▶ [TASK GOAL] Copy every entry exactly.

------ THE INPUT ------

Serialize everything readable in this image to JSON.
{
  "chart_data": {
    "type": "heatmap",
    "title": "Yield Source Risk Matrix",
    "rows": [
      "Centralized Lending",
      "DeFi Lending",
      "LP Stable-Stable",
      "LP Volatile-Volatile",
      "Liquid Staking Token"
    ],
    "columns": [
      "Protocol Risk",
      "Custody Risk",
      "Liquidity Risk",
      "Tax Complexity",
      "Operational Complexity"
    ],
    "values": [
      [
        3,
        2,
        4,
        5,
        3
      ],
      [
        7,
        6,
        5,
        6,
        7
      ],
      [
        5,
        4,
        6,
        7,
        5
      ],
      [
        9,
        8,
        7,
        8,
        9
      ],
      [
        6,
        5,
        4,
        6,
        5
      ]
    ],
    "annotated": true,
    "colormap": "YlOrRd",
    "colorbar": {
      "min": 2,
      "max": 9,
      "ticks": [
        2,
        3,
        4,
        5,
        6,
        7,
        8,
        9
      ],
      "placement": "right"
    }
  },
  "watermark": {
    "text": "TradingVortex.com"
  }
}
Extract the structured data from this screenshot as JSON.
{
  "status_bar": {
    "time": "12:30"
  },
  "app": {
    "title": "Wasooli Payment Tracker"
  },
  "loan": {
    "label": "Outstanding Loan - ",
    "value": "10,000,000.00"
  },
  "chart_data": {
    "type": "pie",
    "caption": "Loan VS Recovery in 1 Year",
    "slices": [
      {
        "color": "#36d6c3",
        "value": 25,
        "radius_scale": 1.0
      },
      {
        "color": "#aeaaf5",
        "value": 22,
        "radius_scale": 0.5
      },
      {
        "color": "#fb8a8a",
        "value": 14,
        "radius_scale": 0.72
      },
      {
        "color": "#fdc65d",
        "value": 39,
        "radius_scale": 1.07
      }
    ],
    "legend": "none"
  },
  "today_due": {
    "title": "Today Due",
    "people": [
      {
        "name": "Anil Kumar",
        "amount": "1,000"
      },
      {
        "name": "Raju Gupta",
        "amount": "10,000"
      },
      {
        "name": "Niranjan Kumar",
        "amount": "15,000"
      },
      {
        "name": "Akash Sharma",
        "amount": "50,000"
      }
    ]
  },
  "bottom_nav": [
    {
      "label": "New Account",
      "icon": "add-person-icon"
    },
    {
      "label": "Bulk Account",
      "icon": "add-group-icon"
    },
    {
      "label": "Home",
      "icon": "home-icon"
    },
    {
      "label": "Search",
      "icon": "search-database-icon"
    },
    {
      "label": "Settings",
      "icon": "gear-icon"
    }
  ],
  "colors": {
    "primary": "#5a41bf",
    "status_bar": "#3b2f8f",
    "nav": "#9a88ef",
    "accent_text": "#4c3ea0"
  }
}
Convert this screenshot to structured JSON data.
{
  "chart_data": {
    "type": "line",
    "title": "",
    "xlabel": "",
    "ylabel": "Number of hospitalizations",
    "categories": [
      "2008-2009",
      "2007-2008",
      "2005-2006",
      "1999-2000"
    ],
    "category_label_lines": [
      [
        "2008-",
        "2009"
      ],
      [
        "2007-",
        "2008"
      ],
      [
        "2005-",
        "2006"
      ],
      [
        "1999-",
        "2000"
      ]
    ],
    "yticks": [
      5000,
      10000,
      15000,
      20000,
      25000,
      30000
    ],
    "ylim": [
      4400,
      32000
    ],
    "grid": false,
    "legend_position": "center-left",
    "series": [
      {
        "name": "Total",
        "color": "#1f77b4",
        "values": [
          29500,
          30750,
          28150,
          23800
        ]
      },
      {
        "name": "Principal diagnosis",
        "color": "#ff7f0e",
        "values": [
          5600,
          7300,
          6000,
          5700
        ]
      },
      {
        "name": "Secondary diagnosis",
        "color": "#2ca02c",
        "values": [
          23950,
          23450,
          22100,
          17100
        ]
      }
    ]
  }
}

------

▶ [EXPECTED ANSWER]
Serialize everything readable in this image to JSON.
{
  "chart_data": {
    "type": "heatmap",
    "title": "Yield Source Risk Matrix",
    "rows": [
      "Centralized Lending",
      "DeFi Lending",
      "LP Stable-Stable",
      "LP Volatile-Volatile",
      "Liquid Staking Token"
    ],
    "columns": [
      "Protocol Risk",
      "Custody Risk",
      "Liquidity Risk",
      "Tax Complexity",
      "Operational Complexity"
    ],
    "values": [
      [
        3,
        2,
        4,
        5,
        3
      ],
      [
        7,
        6,
        5,
        6,
        7
      ],
      [
        5,
        4,
        6,
        7,
        5
      ],
      [
        9,
        8,
        7,
        8,
        9
      ],
      [
        6,
        5,
        4,
        6,
        5
      ]
    ],
    "annotated": true,
    "colormap": "YlOrRd",
    "colorbar": {
      "min": 2,
      "max": 9,
      "ticks": [
        2,
        3,
        4,
        5,
        6,
        7,
        8,
        9
      ],
      "placement": "right"
    }
  },
  "watermark": {
    "text": "TradingVortex.com"
  }
}
Extract the structured data from this screenshot as JSON.
{
  "status_bar": {
    "time": "12:30"
  },
  "app": {
    "title": "Wasooli Payment Tracker"
  },
  "loan": {
    "label": "Outstanding Loan - ",
    "value": "10,000,000.00"
  },
  "chart_data": {
    "type": "pie",
    "caption": "Loan VS Recovery in 1 Year",
    "slices": [
      {
        "color": "#36d6c3",
        "value": 25,
        "radius_scale": 1.0
      },
      {
        "color": "#aeaaf5",
        "value": 22,
        "radius_scale": 0.5
      },
      {
        "color": "#fb8a8a",
        "value": 14,
        "radius_scale": 0.72
      },
      {
        "color": "#fdc65d",
        "value": 39,
        "radius_scale": 1.07
      }
    ],
    "legend": "none"
  },
  "today_due": {
    "title": "Today Due",
    "people": [
      {
        "name": "Anil Kumar",
        "amount": "1,000"
      },
      {
        "name": "Raju Gupta",
        "amount": "10,000"
      },
      {
        "name": "Niranjan Kumar",
        "amount": "15,000"
      },
      {
        "name": "Akash Sharma",
        "amount": "50,000"
      }
    ]
  },
  "bottom_nav": [
    {
      "label": "New Account",
      "icon": "add-person-icon"
    },
    {
      "label": "Bulk Account",
      "icon": "add-group-icon"
    },
    {
      "label": "Home",
      "icon": "home-icon"
    },
    {
      "label": "Search",
      "icon": "search-database-icon"
    },
    {
      "label": "Settings",
      "icon": "gear-icon"
    }
  ],
  "colors": {
    "primary": "#5a41bf",
    "status_bar": "#3b2f8f",
    "nav": "#9a88ef",
    "accent_text": "#4c3ea0"
  }
}
Convert this screenshot to structured JSON data.
{
  "chart_data": {
    "type": "line",
    "title": "",
    "xlabel": "",
    "ylabel": "Number of hospitalizations",
    "categories": [
      "2008-2009",
      "2007-2008",
      "2005-2006",
      "1999-2000"
    ],
    "category_label_lines": [
      [
        "2008-",
        "2009"
      ],
      [
        "2007-",
        "2008"
      ],
      [
        "2005-",
        "2006"
      ],
      [
        "1999-",
        "2000"
      ]
    ],
    "yticks": [
      5000,
      10000,
      15000,
      20000,
      25000,
      30000
    ],
    "ylim": [
      4400,
      32000
    ],
    "grid": false,
    "legend_position": "center-left",
    "series": [
      {
        "name": "Total",
        "color": "#1f77b4",
        "values": [
          29500,
          30750,
          28150,
          23800
        ]
      },
      {
        "name": "Principal diagnosis",
        "color": "#ff7f0e",
        "values": [
          5600,
          7300,
          6000,
          5700
        ]
      },
      {
        "name": "Secondary diagnosis",
        "color": "#2ca02c",
        "values": [
          23950,
          23450,
          22100,
          17100
        ]
      }
    ]
  }
}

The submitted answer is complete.